#### Objective
Below are records to transcribe exactly, without their pictures.

#### Input records
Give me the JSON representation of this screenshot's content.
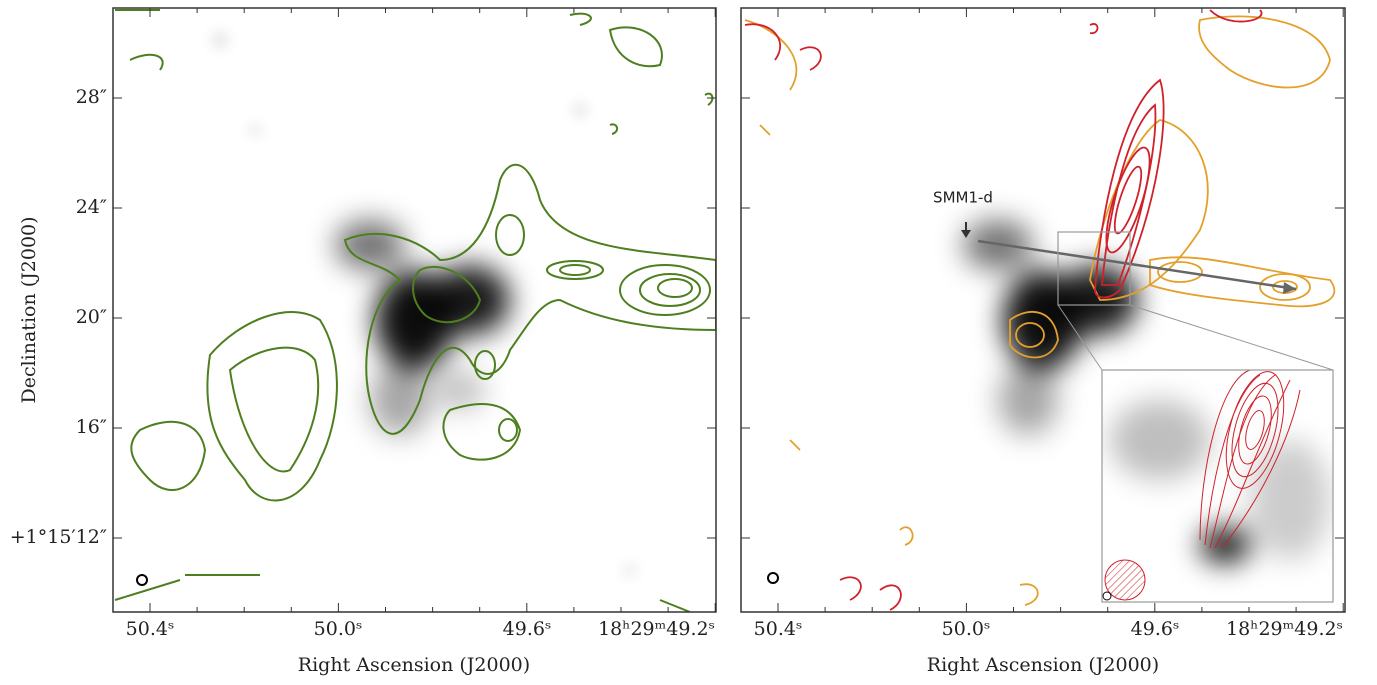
{
  "panels": [
    {
      "x_label": "Right Ascension (J2000)",
      "y_label": "Declination (J2000)",
      "x_ticks": [
        "50.4ˢ",
        "50.0ˢ",
        "49.6ˢ",
        "18ʰ29ᵐ49.2ˢ"
      ],
      "y_ticks": [
        "28″",
        "24″",
        "20″",
        "16″",
        "+1°15′12″"
      ]
    },
    {
      "x_label": "Right Ascension (J2000)",
      "x_ticks": [
        "50.4ˢ",
        "50.0ˢ",
        "49.6ˢ",
        "18ʰ29ᵐ49.2ˢ"
      ],
      "annotation": "SMM1-d"
    }
  ]
}
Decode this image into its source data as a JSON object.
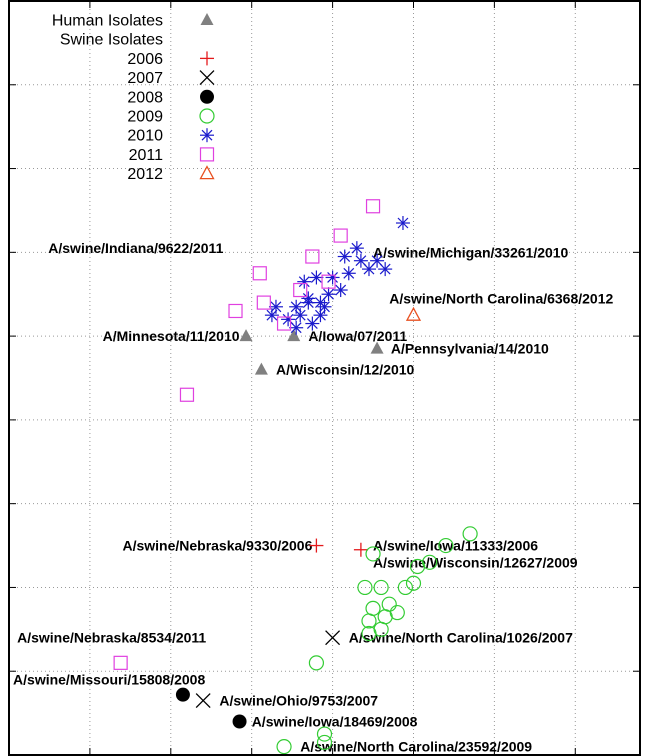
{
  "chart_data": {
    "type": "scatter",
    "title": "",
    "xlabel": "",
    "ylabel": "",
    "xlim": [
      0,
      7.8
    ],
    "ylim": [
      -9,
      0
    ],
    "grid": true,
    "gridlines_x": [
      1,
      2,
      3,
      4,
      5,
      6,
      7
    ],
    "gridlines_y": [
      -1,
      -2,
      -3,
      -4,
      -5,
      -6,
      -7,
      -8
    ],
    "legend_placement": "top-left",
    "legend": [
      {
        "label": "Human Isolates",
        "marker": "triangle",
        "color": "#808080"
      },
      {
        "label": "Swine Isolates",
        "marker": "none",
        "color": "#000000"
      },
      {
        "label": "2006",
        "marker": "plus",
        "color": "#e41a1c"
      },
      {
        "label": "2007",
        "marker": "cross",
        "color": "#000000"
      },
      {
        "label": "2008",
        "marker": "filled-circle",
        "color": "#000000"
      },
      {
        "label": "2009",
        "marker": "circle",
        "color": "#33cc33"
      },
      {
        "label": "2010",
        "marker": "star",
        "color": "#1a1acc"
      },
      {
        "label": "2011",
        "marker": "square",
        "color": "#e040e0"
      },
      {
        "label": "2012",
        "marker": "open-triangle",
        "color": "#e85020"
      }
    ],
    "series": [
      {
        "name": "Human Isolates",
        "points": [
          [
            2.93,
            -4.0
          ],
          [
            3.52,
            -4.0
          ],
          [
            4.55,
            -4.15
          ],
          [
            3.12,
            -4.4
          ]
        ]
      },
      {
        "name": "2006",
        "points": [
          [
            3.8,
            -6.5
          ],
          [
            4.35,
            -6.55
          ]
        ]
      },
      {
        "name": "2007",
        "points": [
          [
            4.0,
            -7.6
          ],
          [
            2.4,
            -8.35
          ]
        ]
      },
      {
        "name": "2008",
        "points": [
          [
            2.15,
            -8.28
          ],
          [
            2.85,
            -8.6
          ]
        ]
      },
      {
        "name": "2009",
        "points": [
          [
            5.7,
            -6.36
          ],
          [
            5.4,
            -6.5
          ],
          [
            5.2,
            -6.7
          ],
          [
            5.05,
            -6.75
          ],
          [
            4.5,
            -6.6
          ],
          [
            5.0,
            -6.95
          ],
          [
            4.9,
            -7.0
          ],
          [
            4.4,
            -7.0
          ],
          [
            4.6,
            -7.0
          ],
          [
            4.7,
            -7.2
          ],
          [
            4.5,
            -7.25
          ],
          [
            4.65,
            -7.35
          ],
          [
            4.45,
            -7.4
          ],
          [
            4.8,
            -7.3
          ],
          [
            4.6,
            -7.5
          ],
          [
            4.45,
            -7.55
          ],
          [
            3.8,
            -7.9
          ],
          [
            3.9,
            -8.75
          ],
          [
            3.9,
            -8.85
          ],
          [
            3.4,
            -8.9
          ]
        ]
      },
      {
        "name": "2010",
        "points": [
          [
            4.87,
            -2.65
          ],
          [
            4.3,
            -2.95
          ],
          [
            4.15,
            -3.05
          ],
          [
            4.35,
            -3.1
          ],
          [
            4.55,
            -3.1
          ],
          [
            4.65,
            -3.2
          ],
          [
            4.45,
            -3.2
          ],
          [
            4.2,
            -3.25
          ],
          [
            4.0,
            -3.3
          ],
          [
            3.8,
            -3.3
          ],
          [
            3.65,
            -3.35
          ],
          [
            3.95,
            -3.5
          ],
          [
            4.1,
            -3.45
          ],
          [
            3.85,
            -3.6
          ],
          [
            3.7,
            -3.55
          ],
          [
            3.55,
            -3.65
          ],
          [
            3.3,
            -3.65
          ],
          [
            3.6,
            -3.75
          ],
          [
            3.45,
            -3.8
          ],
          [
            3.25,
            -3.75
          ],
          [
            3.55,
            -3.9
          ],
          [
            3.75,
            -3.85
          ],
          [
            3.9,
            -3.65
          ],
          [
            3.85,
            -3.75
          ],
          [
            3.7,
            -3.6
          ]
        ]
      },
      {
        "name": "2011",
        "points": [
          [
            4.5,
            -2.45
          ],
          [
            4.1,
            -2.8
          ],
          [
            3.75,
            -3.05
          ],
          [
            3.1,
            -3.25
          ],
          [
            3.6,
            -3.45
          ],
          [
            3.95,
            -3.35
          ],
          [
            3.15,
            -3.6
          ],
          [
            2.8,
            -3.7
          ],
          [
            3.4,
            -3.85
          ],
          [
            2.2,
            -4.7
          ],
          [
            1.38,
            -7.9
          ]
        ]
      },
      {
        "name": "2012",
        "points": [
          [
            5.0,
            -3.75
          ]
        ]
      }
    ],
    "annotations": [
      {
        "text": "A/swine/Indiana/9622/2011",
        "x": 2.65,
        "y": -2.95,
        "anchor": "end"
      },
      {
        "text": "A/swine/Michigan/33261/2010",
        "x": 4.5,
        "y": -3.0,
        "anchor": "start"
      },
      {
        "text": "A/swine/North Carolina/6368/2012",
        "x": 4.7,
        "y": -3.55,
        "anchor": "start"
      },
      {
        "text": "A/Minnesota/11/2010",
        "x": 2.85,
        "y": -4.0,
        "anchor": "end"
      },
      {
        "text": "A/Iowa/07/2011",
        "x": 3.7,
        "y": -4.0,
        "anchor": "start"
      },
      {
        "text": "A/Pennsylvania/14/2010",
        "x": 4.72,
        "y": -4.15,
        "anchor": "start"
      },
      {
        "text": "A/Wisconsin/12/2010",
        "x": 3.3,
        "y": -4.4,
        "anchor": "start"
      },
      {
        "text": "A/swine/Nebraska/9330/2006",
        "x": 3.75,
        "y": -6.5,
        "anchor": "end"
      },
      {
        "text": "A/swine/Iowa/11333/2006",
        "x": 4.5,
        "y": -6.5,
        "anchor": "start"
      },
      {
        "text": "A/swine/Wisconsin/12627/2009",
        "x": 4.5,
        "y": -6.7,
        "anchor": "start"
      },
      {
        "text": "A/swine/Nebraska/8534/2011",
        "x": 0.1,
        "y": -7.6,
        "anchor": "start"
      },
      {
        "text": "A/swine/North Carolina/1026/2007",
        "x": 4.2,
        "y": -7.6,
        "anchor": "start"
      },
      {
        "text": "A/swine/Missouri/15808/2008",
        "x": 0.05,
        "y": -8.1,
        "anchor": "start"
      },
      {
        "text": "A/swine/Ohio/9753/2007",
        "x": 2.6,
        "y": -8.35,
        "anchor": "start"
      },
      {
        "text": "A/swine/Iowa/18469/2008",
        "x": 3.0,
        "y": -8.6,
        "anchor": "start"
      },
      {
        "text": "A/swine/North Carolina/23592/2009",
        "x": 3.6,
        "y": -8.9,
        "anchor": "start"
      }
    ]
  }
}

#### Task answer
Give me the JSON representation of this screenshot's content.
{
  "panels": [
    {
      "x_label": "Right Ascension (J2000)",
      "y_label": "Declination (J2000)",
      "x_ticks": [
        "50.4ˢ",
        "50.0ˢ",
        "49.6ˢ",
        "18ʰ29ᵐ49.2ˢ"
      ],
      "y_ticks": [
        "28″",
        "24″",
        "20″",
        "16″",
        "+1°15′12″"
      ]
    },
    {
      "x_label": "Right Ascension (J2000)",
      "x_ticks": [
        "50.4ˢ",
        "50.0ˢ",
        "49.6ˢ",
        "18ʰ29ᵐ49.2ˢ"
      ],
      "annotation": "SMM1-d"
    }
  ]
}
Decode this image into its source data as a JSON object.
{
  "chart_data": {
    "type": "scatter",
    "title": "",
    "xlabel": "",
    "ylabel": "",
    "xlim": [
      0,
      7.8
    ],
    "ylim": [
      -9,
      0
    ],
    "grid": true,
    "gridlines_x": [
      1,
      2,
      3,
      4,
      5,
      6,
      7
    ],
    "gridlines_y": [
      -1,
      -2,
      -3,
      -4,
      -5,
      -6,
      -7,
      -8
    ],
    "legend_placement": "top-left",
    "legend": [
      {
        "label": "Human Isolates",
        "marker": "triangle",
        "color": "#808080"
      },
      {
        "label": "Swine Isolates",
        "marker": "none",
        "color": "#000000"
      },
      {
        "label": "2006",
        "marker": "plus",
        "color": "#e41a1c"
      },
      {
        "label": "2007",
        "marker": "cross",
        "color": "#000000"
      },
      {
        "label": "2008",
        "marker": "filled-circle",
        "color": "#000000"
      },
      {
        "label": "2009",
        "marker": "circle",
        "color": "#33cc33"
      },
      {
        "label": "2010",
        "marker": "star",
        "color": "#1a1acc"
      },
      {
        "label": "2011",
        "marker": "square",
        "color": "#e040e0"
      },
      {
        "label": "2012",
        "marker": "open-triangle",
        "color": "#e85020"
      }
    ],
    "series": [
      {
        "name": "Human Isolates",
        "points": [
          [
            2.93,
            -4.0
          ],
          [
            3.52,
            -4.0
          ],
          [
            4.55,
            -4.15
          ],
          [
            3.12,
            -4.4
          ]
        ]
      },
      {
        "name": "2006",
        "points": [
          [
            3.8,
            -6.5
          ],
          [
            4.35,
            -6.55
          ]
        ]
      },
      {
        "name": "2007",
        "points": [
          [
            4.0,
            -7.6
          ],
          [
            2.4,
            -8.35
          ]
        ]
      },
      {
        "name": "2008",
        "points": [
          [
            2.15,
            -8.28
          ],
          [
            2.85,
            -8.6
          ]
        ]
      },
      {
        "name": "2009",
        "points": [
          [
            5.7,
            -6.36
          ],
          [
            5.4,
            -6.5
          ],
          [
            5.2,
            -6.7
          ],
          [
            5.05,
            -6.75
          ],
          [
            4.5,
            -6.6
          ],
          [
            5.0,
            -6.95
          ],
          [
            4.9,
            -7.0
          ],
          [
            4.4,
            -7.0
          ],
          [
            4.6,
            -7.0
          ],
          [
            4.7,
            -7.2
          ],
          [
            4.5,
            -7.25
          ],
          [
            4.65,
            -7.35
          ],
          [
            4.45,
            -7.4
          ],
          [
            4.8,
            -7.3
          ],
          [
            4.6,
            -7.5
          ],
          [
            4.45,
            -7.55
          ],
          [
            3.8,
            -7.9
          ],
          [
            3.9,
            -8.75
          ],
          [
            3.9,
            -8.85
          ],
          [
            3.4,
            -8.9
          ]
        ]
      },
      {
        "name": "2010",
        "points": [
          [
            4.87,
            -2.65
          ],
          [
            4.3,
            -2.95
          ],
          [
            4.15,
            -3.05
          ],
          [
            4.35,
            -3.1
          ],
          [
            4.55,
            -3.1
          ],
          [
            4.65,
            -3.2
          ],
          [
            4.45,
            -3.2
          ],
          [
            4.2,
            -3.25
          ],
          [
            4.0,
            -3.3
          ],
          [
            3.8,
            -3.3
          ],
          [
            3.65,
            -3.35
          ],
          [
            3.95,
            -3.5
          ],
          [
            4.1,
            -3.45
          ],
          [
            3.85,
            -3.6
          ],
          [
            3.7,
            -3.55
          ],
          [
            3.55,
            -3.65
          ],
          [
            3.3,
            -3.65
          ],
          [
            3.6,
            -3.75
          ],
          [
            3.45,
            -3.8
          ],
          [
            3.25,
            -3.75
          ],
          [
            3.55,
            -3.9
          ],
          [
            3.75,
            -3.85
          ],
          [
            3.9,
            -3.65
          ],
          [
            3.85,
            -3.75
          ],
          [
            3.7,
            -3.6
          ]
        ]
      },
      {
        "name": "2011",
        "points": [
          [
            4.5,
            -2.45
          ],
          [
            4.1,
            -2.8
          ],
          [
            3.75,
            -3.05
          ],
          [
            3.1,
            -3.25
          ],
          [
            3.6,
            -3.45
          ],
          [
            3.95,
            -3.35
          ],
          [
            3.15,
            -3.6
          ],
          [
            2.8,
            -3.7
          ],
          [
            3.4,
            -3.85
          ],
          [
            2.2,
            -4.7
          ],
          [
            1.38,
            -7.9
          ]
        ]
      },
      {
        "name": "2012",
        "points": [
          [
            5.0,
            -3.75
          ]
        ]
      }
    ],
    "annotations": [
      {
        "text": "A/swine/Indiana/9622/2011",
        "x": 2.65,
        "y": -2.95,
        "anchor": "end"
      },
      {
        "text": "A/swine/Michigan/33261/2010",
        "x": 4.5,
        "y": -3.0,
        "anchor": "start"
      },
      {
        "text": "A/swine/North Carolina/6368/2012",
        "x": 4.7,
        "y": -3.55,
        "anchor": "start"
      },
      {
        "text": "A/Minnesota/11/2010",
        "x": 2.85,
        "y": -4.0,
        "anchor": "end"
      },
      {
        "text": "A/Iowa/07/2011",
        "x": 3.7,
        "y": -4.0,
        "anchor": "start"
      },
      {
        "text": "A/Pennsylvania/14/2010",
        "x": 4.72,
        "y": -4.15,
        "anchor": "start"
      },
      {
        "text": "A/Wisconsin/12/2010",
        "x": 3.3,
        "y": -4.4,
        "anchor": "start"
      },
      {
        "text": "A/swine/Nebraska/9330/2006",
        "x": 3.75,
        "y": -6.5,
        "anchor": "end"
      },
      {
        "text": "A/swine/Iowa/11333/2006",
        "x": 4.5,
        "y": -6.5,
        "anchor": "start"
      },
      {
        "text": "A/swine/Wisconsin/12627/2009",
        "x": 4.5,
        "y": -6.7,
        "anchor": "start"
      },
      {
        "text": "A/swine/Nebraska/8534/2011",
        "x": 0.1,
        "y": -7.6,
        "anchor": "start"
      },
      {
        "text": "A/swine/North Carolina/1026/2007",
        "x": 4.2,
        "y": -7.6,
        "anchor": "start"
      },
      {
        "text": "A/swine/Missouri/15808/2008",
        "x": 0.05,
        "y": -8.1,
        "anchor": "start"
      },
      {
        "text": "A/swine/Ohio/9753/2007",
        "x": 2.6,
        "y": -8.35,
        "anchor": "start"
      },
      {
        "text": "A/swine/Iowa/18469/2008",
        "x": 3.0,
        "y": -8.6,
        "anchor": "start"
      },
      {
        "text": "A/swine/North Carolina/23592/2009",
        "x": 3.6,
        "y": -8.9,
        "anchor": "start"
      }
    ]
  }
}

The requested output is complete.